§ **QUOTED PASSAGE**

⁂

Griffin Mill (Tim Robbins), a slick young studio executive, is explaining to his new girlfriend, the Icelandic painter June Gudmundsdottir (Greta Scacchi), that before he will "greenlight " any project it must have certain "elements. " These are, he explains, suspense, laughter, violence, heart, nudity and, above all, happy endings. One of the ironies of the movie we are watching him say this in - Robert Altman's wonderfully subversive Hollywood satire The Player, written by Michael Tolkin-is that it includes all these elements. But as Altman employs them, their meaning is turned upside down. " The Player " is decidedly not the kind of movie Griffin would normally greenlight, except that, as it turns out, it is a movie Griffin has commissioned. (To understand this, you must see it.)

⁂

§ **RECORD LIST**

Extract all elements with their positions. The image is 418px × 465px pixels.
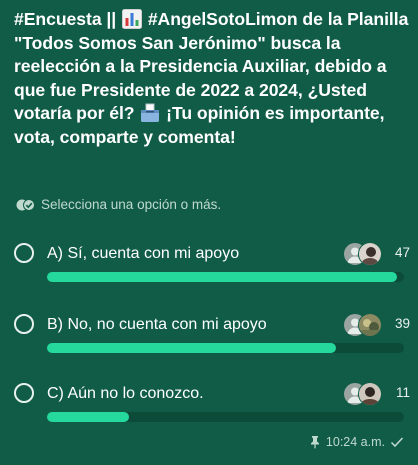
message-time: 10:24 a.m. (325, 435, 385, 449)
option-b-progress-track (47, 343, 404, 353)
option-b-label: B) No, no cuenta con mi apoyo (47, 316, 267, 333)
option-a-voter-avatars[interactable] (343, 242, 383, 266)
double-check-icon (16, 198, 35, 211)
message-meta: 10:24 a.m. (309, 435, 404, 449)
voter-avatar-photo (358, 382, 382, 406)
ballot-box-emoji-icon (140, 103, 160, 123)
option-a-progress-fill (47, 272, 397, 282)
poll-hint-text: Selecciona una opción o más. (41, 197, 222, 212)
poll-option-c[interactable]: C) Aún no lo conozco. 11 (14, 382, 410, 427)
voter-avatar-photo (358, 242, 382, 266)
option-b-vote-count: 39 (394, 316, 410, 331)
option-b-progress-fill (47, 343, 337, 353)
voter-avatar-photo (358, 313, 382, 337)
check-icon (390, 437, 404, 448)
pin-icon (310, 436, 319, 449)
option-a-radio[interactable] (14, 243, 34, 263)
poll-question: #Encuesta || #AngelSotoLimon de la Plani… (14, 8, 410, 150)
option-c-progress-track (47, 412, 404, 422)
option-a-vote-count: 47 (394, 245, 410, 260)
option-b-radio[interactable] (14, 314, 34, 334)
option-a-label: A) Sí, cuenta con mi apoyo (47, 245, 240, 262)
bar-chart-emoji-icon (121, 9, 142, 29)
option-c-vote-count: 11 (395, 385, 410, 400)
option-c-progress-fill (47, 412, 130, 422)
option-a-progress-track (47, 272, 404, 282)
option-b-voter-avatars[interactable] (343, 313, 383, 337)
question-part-1: #Encuesta || (14, 9, 121, 29)
option-c-label: C) Aún no lo conozco. (47, 385, 204, 402)
option-c-voter-avatars[interactable] (343, 382, 383, 406)
poll-message-bubble: #Encuesta || #AngelSotoLimon de la Plani… (0, 0, 418, 465)
poll-option-b[interactable]: B) No, no cuenta con mi apoyo 39 (14, 313, 410, 358)
poll-option-a[interactable]: A) Sí, cuenta con mi apoyo 47 (14, 242, 410, 287)
poll-hint: Selecciona una opción o más. (16, 197, 221, 212)
option-c-radio[interactable] (14, 383, 34, 403)
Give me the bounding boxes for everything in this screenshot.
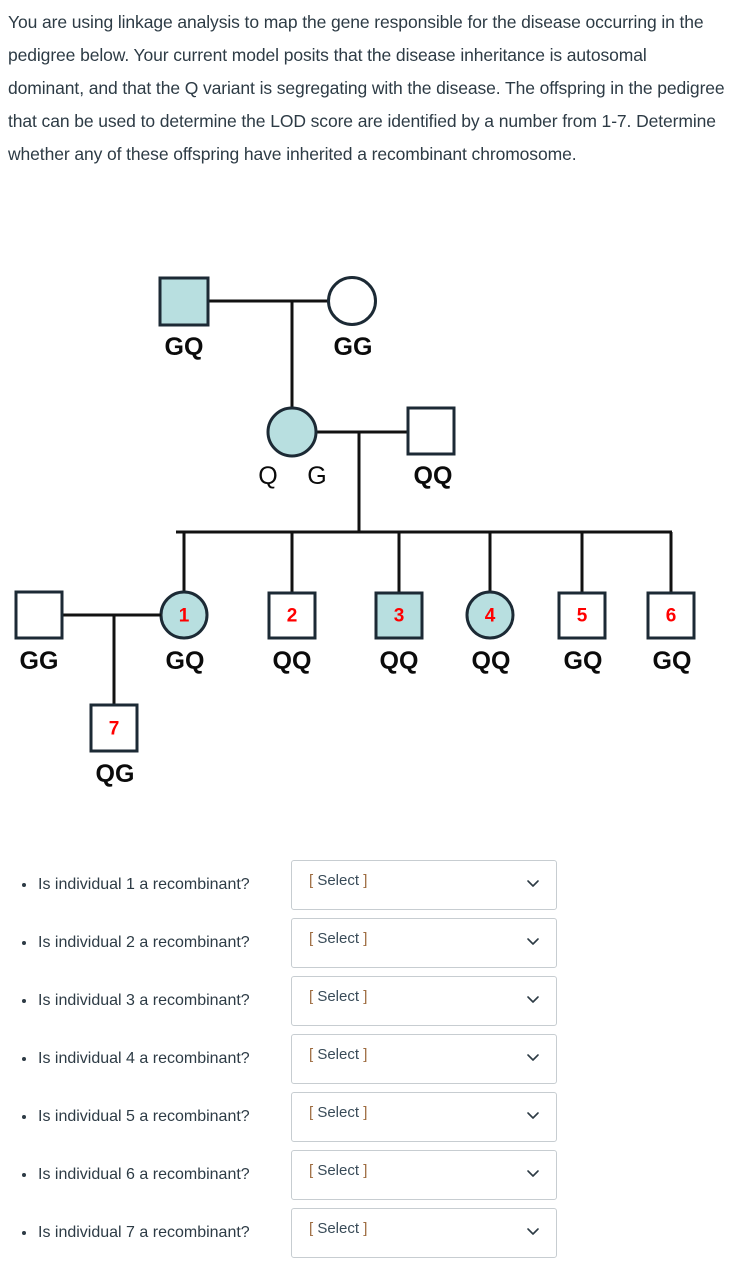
individual-g2-father bbox=[406, 406, 456, 456]
chevron-down-icon bbox=[526, 876, 540, 890]
select-individual-6[interactable]: [ Select ] bbox=[291, 1150, 557, 1200]
genotype-label-g3-spouse: GG bbox=[20, 647, 59, 675]
question-row-3: Is individual 3 a recombinant? [ Select … bbox=[0, 972, 742, 1030]
genotype-label-offspring-6: GQ bbox=[653, 647, 692, 675]
question-row-4: Is individual 4 a recombinant? [ Select … bbox=[0, 1030, 742, 1088]
genotype-label-offspring-2: QQ bbox=[273, 647, 312, 675]
offspring-number-3: 3 bbox=[394, 606, 405, 627]
allele-label-g2-mother-right: G bbox=[307, 462, 326, 490]
list-bullet bbox=[22, 1173, 26, 1177]
question-label-3: Is individual 3 a recombinant? bbox=[38, 992, 250, 1009]
offspring-number-2: 2 bbox=[287, 606, 298, 627]
list-bullet bbox=[22, 1057, 26, 1061]
recombinant-questions-list: Is individual 1 a recombinant? [ Select … bbox=[0, 856, 742, 1262]
select-individual-3[interactable]: [ Select ] bbox=[291, 976, 557, 1026]
select-value-4: [ Select ] bbox=[309, 1046, 368, 1063]
list-bullet bbox=[22, 1231, 26, 1235]
chevron-down-icon bbox=[526, 934, 540, 948]
genotype-label-g1-mother: GG bbox=[334, 333, 373, 361]
select-individual-5[interactable]: [ Select ] bbox=[291, 1092, 557, 1142]
list-bullet bbox=[22, 941, 26, 945]
question-label-1: Is individual 1 a recombinant? bbox=[38, 876, 250, 893]
offspring-number-6: 6 bbox=[666, 606, 677, 627]
list-bullet bbox=[22, 1115, 26, 1119]
select-individual-4[interactable]: [ Select ] bbox=[291, 1034, 557, 1084]
genotype-label-offspring-3: QQ bbox=[380, 647, 419, 675]
gen3-mating-line bbox=[62, 613, 161, 705]
question-label-7: Is individual 7 a recombinant? bbox=[38, 1224, 250, 1241]
gen1-mating-line bbox=[208, 299, 330, 409]
pedigree-diagram: GQ GG Q G QQ 1 GQ 2 QQ 3 QQ 4 QQ 5 GQ 6 … bbox=[0, 252, 742, 812]
select-value-6: [ Select ] bbox=[309, 1162, 368, 1179]
select-value-5: [ Select ] bbox=[309, 1104, 368, 1121]
individual-g1-father bbox=[158, 276, 210, 327]
genotype-label-g1-father: GQ bbox=[165, 333, 204, 361]
offspring-number-1: 1 bbox=[179, 606, 190, 627]
genotype-label-offspring-7: QG bbox=[96, 760, 135, 788]
select-individual-2[interactable]: [ Select ] bbox=[291, 918, 557, 968]
genotype-label-offspring-4: QQ bbox=[472, 647, 511, 675]
question-row-6: Is individual 6 a recombinant? [ Select … bbox=[0, 1146, 742, 1204]
chevron-down-icon bbox=[526, 1224, 540, 1238]
offspring-number-5: 5 bbox=[577, 606, 588, 627]
select-value-7: [ Select ] bbox=[309, 1220, 368, 1237]
question-row-1: Is individual 1 a recombinant? [ Select … bbox=[0, 856, 742, 914]
offspring-number-7: 7 bbox=[109, 719, 120, 740]
sibship-line bbox=[176, 530, 673, 592]
select-value-3: [ Select ] bbox=[309, 988, 368, 1005]
individual-g2-mother bbox=[266, 406, 318, 458]
select-individual-1[interactable]: [ Select ] bbox=[291, 860, 557, 910]
question-row-5: Is individual 5 a recombinant? [ Select … bbox=[0, 1088, 742, 1146]
genotype-label-offspring-5: GQ bbox=[564, 647, 603, 675]
question-row-2: Is individual 2 a recombinant? [ Select … bbox=[0, 914, 742, 972]
select-individual-7[interactable]: [ Select ] bbox=[291, 1208, 557, 1258]
individual-g1-mother bbox=[327, 276, 377, 326]
chevron-down-icon bbox=[526, 1166, 540, 1180]
question-label-5: Is individual 5 a recombinant? bbox=[38, 1108, 250, 1125]
question-row-7: Is individual 7 a recombinant? [ Select … bbox=[0, 1204, 742, 1262]
list-bullet bbox=[22, 883, 26, 887]
individual-g3-spouse bbox=[14, 590, 64, 640]
question-label-2: Is individual 2 a recombinant? bbox=[38, 934, 250, 951]
gen2-mating-line bbox=[316, 430, 408, 532]
select-value-1: [ Select ] bbox=[309, 872, 368, 889]
question-label-6: Is individual 6 a recombinant? bbox=[38, 1166, 250, 1183]
genotype-label-g2-father: QQ bbox=[414, 462, 453, 490]
genotype-label-offspring-1: GQ bbox=[166, 647, 205, 675]
question-prompt: You are using linkage analysis to map th… bbox=[8, 12, 725, 164]
select-value-2: [ Select ] bbox=[309, 930, 368, 947]
chevron-down-icon bbox=[526, 1108, 540, 1122]
chevron-down-icon bbox=[526, 1050, 540, 1064]
allele-label-g2-mother-left: Q bbox=[258, 462, 277, 490]
list-bullet bbox=[22, 999, 26, 1003]
question-label-4: Is individual 4 a recombinant? bbox=[38, 1050, 250, 1067]
chevron-down-icon bbox=[526, 992, 540, 1006]
offspring-number-4: 4 bbox=[485, 606, 496, 627]
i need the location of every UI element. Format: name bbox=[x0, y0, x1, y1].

⁂

§ **PROBLEMS TO WORK ON**
a) Please answer these questions from the passage about the film The Player:
(i) Which actor plays Griffin Mill?
(ii) What is June Gudmundsdottir's nationality and profession?
(iii) Who wrote The Player?
b) Carry on the passage about the film The Player, starting right after its final sentence.

§ **OUTPUTS**
a)
(i) Tim Robbins
(ii) She is an Icelandic painter.
(iii) Michael Tolkin

b)
There are wheels within wheels in this brilliantly self-reflexive anatomy of the movie business. On the surface it's a thriller: in addition to being a mogul, Griffin is also a killer, having murdered an angry screenwriter who he thought was sending him life-threatening letters. As we follow this paranoid executive on his round of power lunches, pitch meetings and parties (and to the Pasadena Police Department, where Whoopi Goldberg, as a detective, subjects him to a novel interrogation), the inimitable Altman unfurls his dead-on canvas of the schmoozing rituals and backstabbing polities of the industry. Cameos by 65 celebrities playing themselves further blur the line between art and life. Hilarious and deadly, this may be Altman's most completely realized film since his glory days in the '70s when he made "M*A*S*H, " "McCabe & Mrs. Miller " and "Nashville. " Under the light, jokey, improvisational surface (this movie is nothing if not fun) Altman has produced a rigorously crafted deconstruction of the Hollywood system and the movies it makes. In this dizzying hall of mirrors, no one is spared a reflection-including us, the audience.